__Given entries__.
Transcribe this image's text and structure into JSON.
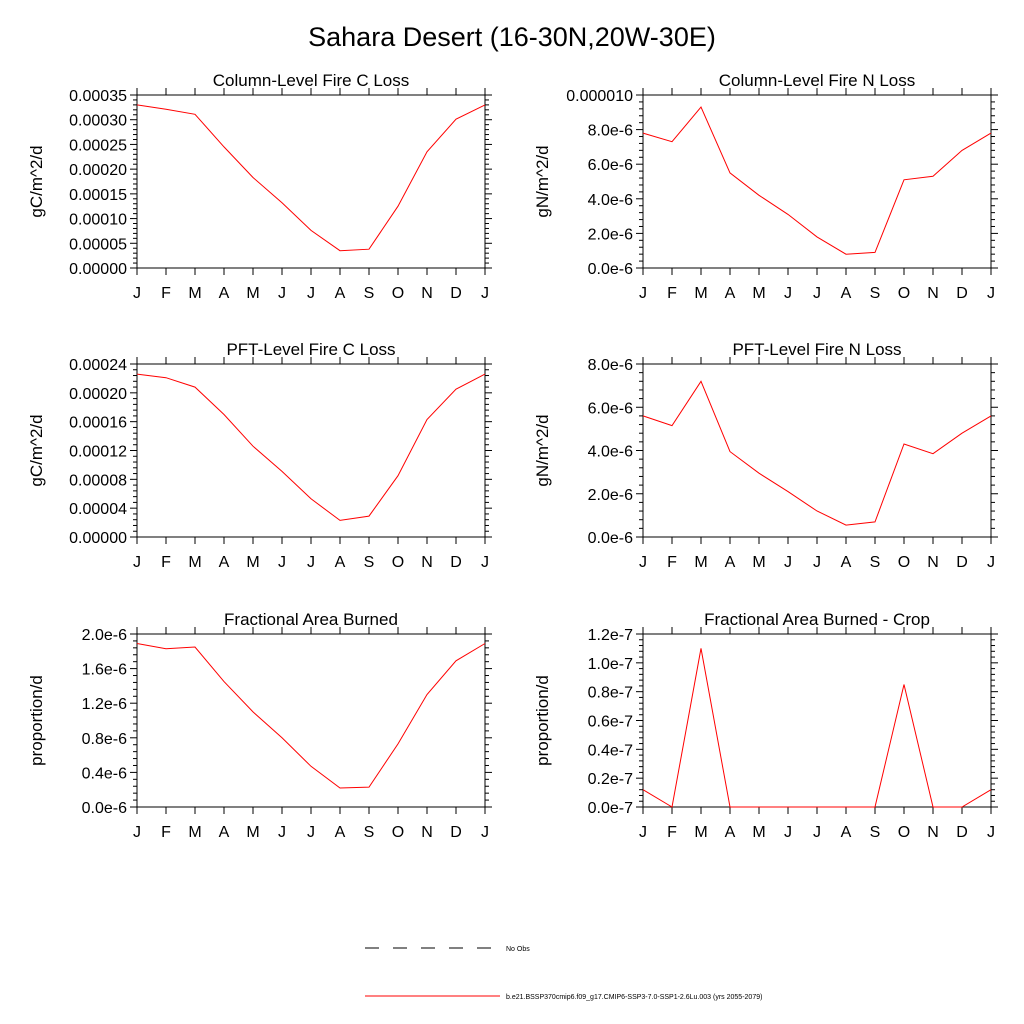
{
  "figure": {
    "title": "Sahara Desert (16-30N,20W-30E)"
  },
  "legend": {
    "entries": [
      {
        "label": "No Obs",
        "style": "dashed",
        "color": "#000000"
      },
      {
        "label": "b.e21.BSSP370cmip6.f09_g17.CMIP6-SSP3-7.0-SSP1-2.6Lu.003 (yrs 2055-2079)",
        "style": "solid",
        "color": "#ff0000"
      }
    ]
  },
  "chart_data": [
    {
      "type": "line",
      "title": "Column-Level Fire C Loss",
      "ylabel": "gC/m^2/d",
      "xlabel": "",
      "categories": [
        "J",
        "F",
        "M",
        "A",
        "M",
        "J",
        "J",
        "A",
        "S",
        "O",
        "N",
        "D",
        "J"
      ],
      "ylim": [
        0,
        0.00035
      ],
      "yticks": [
        "0.00000",
        "0.00005",
        "0.00010",
        "0.00015",
        "0.00020",
        "0.00025",
        "0.00030",
        "0.00035"
      ],
      "series": [
        {
          "color": "#ff0000",
          "values": [
            0.00033,
            0.000321,
            0.000311,
            0.000245,
            0.000183,
            0.000132,
            7.6e-05,
            3.5e-05,
            3.8e-05,
            0.000125,
            0.000235,
            0.000301,
            0.00033
          ]
        }
      ]
    },
    {
      "type": "line",
      "title": "Column-Level Fire N Loss",
      "ylabel": "gN/m^2/d",
      "xlabel": "",
      "categories": [
        "J",
        "F",
        "M",
        "A",
        "M",
        "J",
        "J",
        "A",
        "S",
        "O",
        "N",
        "D",
        "J"
      ],
      "ylim": [
        0,
        1e-05
      ],
      "yticks": [
        "0.0e-6",
        "2.0e-6",
        "4.0e-6",
        "6.0e-6",
        "8.0e-6",
        "0.000010"
      ],
      "series": [
        {
          "color": "#ff0000",
          "values": [
            7.8e-06,
            7.3e-06,
            9.3e-06,
            5.5e-06,
            4.2e-06,
            3.1e-06,
            1.8e-06,
            8e-07,
            9e-07,
            5.1e-06,
            5.3e-06,
            6.8e-06,
            7.8e-06
          ]
        }
      ]
    },
    {
      "type": "line",
      "title": "PFT-Level Fire C Loss",
      "ylabel": "gC/m^2/d",
      "xlabel": "",
      "categories": [
        "J",
        "F",
        "M",
        "A",
        "M",
        "J",
        "J",
        "A",
        "S",
        "O",
        "N",
        "D",
        "J"
      ],
      "ylim": [
        0,
        0.00024
      ],
      "yticks": [
        "0.00000",
        "0.00004",
        "0.00008",
        "0.00012",
        "0.00016",
        "0.00020",
        "0.00024"
      ],
      "series": [
        {
          "color": "#ff0000",
          "values": [
            0.000226,
            0.000221,
            0.000208,
            0.00017,
            0.000126,
            9.1e-05,
            5.3e-05,
            2.3e-05,
            2.9e-05,
            8.5e-05,
            0.000163,
            0.000205,
            0.000226
          ]
        }
      ]
    },
    {
      "type": "line",
      "title": "PFT-Level Fire N Loss",
      "ylabel": "gN/m^2/d",
      "xlabel": "",
      "categories": [
        "J",
        "F",
        "M",
        "A",
        "M",
        "J",
        "J",
        "A",
        "S",
        "O",
        "N",
        "D",
        "J"
      ],
      "ylim": [
        0,
        8e-06
      ],
      "yticks": [
        "0.0e-6",
        "2.0e-6",
        "4.0e-6",
        "6.0e-6",
        "8.0e-6"
      ],
      "series": [
        {
          "color": "#ff0000",
          "values": [
            5.6e-06,
            5.15e-06,
            7.2e-06,
            3.95e-06,
            2.95e-06,
            2.1e-06,
            1.2e-06,
            5.5e-07,
            7e-07,
            4.3e-06,
            3.85e-06,
            4.8e-06,
            5.6e-06
          ]
        }
      ]
    },
    {
      "type": "line",
      "title": "Fractional Area Burned",
      "ylabel": "proportion/d",
      "xlabel": "",
      "categories": [
        "J",
        "F",
        "M",
        "A",
        "M",
        "J",
        "J",
        "A",
        "S",
        "O",
        "N",
        "D",
        "J"
      ],
      "ylim": [
        0,
        2e-06
      ],
      "yticks": [
        "0.0e-6",
        "0.4e-6",
        "0.8e-6",
        "1.2e-6",
        "1.6e-6",
        "2.0e-6"
      ],
      "series": [
        {
          "color": "#ff0000",
          "values": [
            1.89e-06,
            1.83e-06,
            1.85e-06,
            1.45e-06,
            1.1e-06,
            8e-07,
            4.7e-07,
            2.2e-07,
            2.3e-07,
            7.3e-07,
            1.3e-06,
            1.69e-06,
            1.89e-06
          ]
        }
      ]
    },
    {
      "type": "line",
      "title": "Fractional Area Burned - Crop",
      "ylabel": "proportion/d",
      "xlabel": "",
      "categories": [
        "J",
        "F",
        "M",
        "A",
        "M",
        "J",
        "J",
        "A",
        "S",
        "O",
        "N",
        "D",
        "J"
      ],
      "ylim": [
        0,
        1.2e-07
      ],
      "yticks": [
        "0.0e-7",
        "0.2e-7",
        "0.4e-7",
        "0.6e-7",
        "0.8e-7",
        "1.0e-7",
        "1.2e-7"
      ],
      "series": [
        {
          "color": "#ff0000",
          "values": [
            1.2e-08,
            0,
            1.1e-07,
            0,
            0,
            0,
            0,
            0,
            0,
            8.5e-08,
            0,
            0,
            1.2e-08
          ]
        }
      ]
    }
  ]
}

__Stated task__.
Take the records above and transcribe them exactly, dropping every picture.

__Completed exercise__.
Transcribe this image's text and structure into JSON.
{
  "figure": {
    "title": "Sahara Desert (16-30N,20W-30E)"
  },
  "legend": {
    "entries": [
      {
        "label": "No Obs",
        "style": "dashed",
        "color": "#000000"
      },
      {
        "label": "b.e21.BSSP370cmip6.f09_g17.CMIP6-SSP3-7.0-SSP1-2.6Lu.003 (yrs 2055-2079)",
        "style": "solid",
        "color": "#ff0000"
      }
    ]
  },
  "chart_data": [
    {
      "type": "line",
      "title": "Column-Level Fire C Loss",
      "ylabel": "gC/m^2/d",
      "xlabel": "",
      "categories": [
        "J",
        "F",
        "M",
        "A",
        "M",
        "J",
        "J",
        "A",
        "S",
        "O",
        "N",
        "D",
        "J"
      ],
      "ylim": [
        0,
        0.00035
      ],
      "yticks": [
        "0.00000",
        "0.00005",
        "0.00010",
        "0.00015",
        "0.00020",
        "0.00025",
        "0.00030",
        "0.00035"
      ],
      "series": [
        {
          "color": "#ff0000",
          "values": [
            0.00033,
            0.000321,
            0.000311,
            0.000245,
            0.000183,
            0.000132,
            7.6e-05,
            3.5e-05,
            3.8e-05,
            0.000125,
            0.000235,
            0.000301,
            0.00033
          ]
        }
      ]
    },
    {
      "type": "line",
      "title": "Column-Level Fire N Loss",
      "ylabel": "gN/m^2/d",
      "xlabel": "",
      "categories": [
        "J",
        "F",
        "M",
        "A",
        "M",
        "J",
        "J",
        "A",
        "S",
        "O",
        "N",
        "D",
        "J"
      ],
      "ylim": [
        0,
        1e-05
      ],
      "yticks": [
        "0.0e-6",
        "2.0e-6",
        "4.0e-6",
        "6.0e-6",
        "8.0e-6",
        "0.000010"
      ],
      "series": [
        {
          "color": "#ff0000",
          "values": [
            7.8e-06,
            7.3e-06,
            9.3e-06,
            5.5e-06,
            4.2e-06,
            3.1e-06,
            1.8e-06,
            8e-07,
            9e-07,
            5.1e-06,
            5.3e-06,
            6.8e-06,
            7.8e-06
          ]
        }
      ]
    },
    {
      "type": "line",
      "title": "PFT-Level Fire C Loss",
      "ylabel": "gC/m^2/d",
      "xlabel": "",
      "categories": [
        "J",
        "F",
        "M",
        "A",
        "M",
        "J",
        "J",
        "A",
        "S",
        "O",
        "N",
        "D",
        "J"
      ],
      "ylim": [
        0,
        0.00024
      ],
      "yticks": [
        "0.00000",
        "0.00004",
        "0.00008",
        "0.00012",
        "0.00016",
        "0.00020",
        "0.00024"
      ],
      "series": [
        {
          "color": "#ff0000",
          "values": [
            0.000226,
            0.000221,
            0.000208,
            0.00017,
            0.000126,
            9.1e-05,
            5.3e-05,
            2.3e-05,
            2.9e-05,
            8.5e-05,
            0.000163,
            0.000205,
            0.000226
          ]
        }
      ]
    },
    {
      "type": "line",
      "title": "PFT-Level Fire N Loss",
      "ylabel": "gN/m^2/d",
      "xlabel": "",
      "categories": [
        "J",
        "F",
        "M",
        "A",
        "M",
        "J",
        "J",
        "A",
        "S",
        "O",
        "N",
        "D",
        "J"
      ],
      "ylim": [
        0,
        8e-06
      ],
      "yticks": [
        "0.0e-6",
        "2.0e-6",
        "4.0e-6",
        "6.0e-6",
        "8.0e-6"
      ],
      "series": [
        {
          "color": "#ff0000",
          "values": [
            5.6e-06,
            5.15e-06,
            7.2e-06,
            3.95e-06,
            2.95e-06,
            2.1e-06,
            1.2e-06,
            5.5e-07,
            7e-07,
            4.3e-06,
            3.85e-06,
            4.8e-06,
            5.6e-06
          ]
        }
      ]
    },
    {
      "type": "line",
      "title": "Fractional Area Burned",
      "ylabel": "proportion/d",
      "xlabel": "",
      "categories": [
        "J",
        "F",
        "M",
        "A",
        "M",
        "J",
        "J",
        "A",
        "S",
        "O",
        "N",
        "D",
        "J"
      ],
      "ylim": [
        0,
        2e-06
      ],
      "yticks": [
        "0.0e-6",
        "0.4e-6",
        "0.8e-6",
        "1.2e-6",
        "1.6e-6",
        "2.0e-6"
      ],
      "series": [
        {
          "color": "#ff0000",
          "values": [
            1.89e-06,
            1.83e-06,
            1.85e-06,
            1.45e-06,
            1.1e-06,
            8e-07,
            4.7e-07,
            2.2e-07,
            2.3e-07,
            7.3e-07,
            1.3e-06,
            1.69e-06,
            1.89e-06
          ]
        }
      ]
    },
    {
      "type": "line",
      "title": "Fractional Area Burned - Crop",
      "ylabel": "proportion/d",
      "xlabel": "",
      "categories": [
        "J",
        "F",
        "M",
        "A",
        "M",
        "J",
        "J",
        "A",
        "S",
        "O",
        "N",
        "D",
        "J"
      ],
      "ylim": [
        0,
        1.2e-07
      ],
      "yticks": [
        "0.0e-7",
        "0.2e-7",
        "0.4e-7",
        "0.6e-7",
        "0.8e-7",
        "1.0e-7",
        "1.2e-7"
      ],
      "series": [
        {
          "color": "#ff0000",
          "values": [
            1.2e-08,
            0,
            1.1e-07,
            0,
            0,
            0,
            0,
            0,
            0,
            8.5e-08,
            0,
            0,
            1.2e-08
          ]
        }
      ]
    }
  ]
}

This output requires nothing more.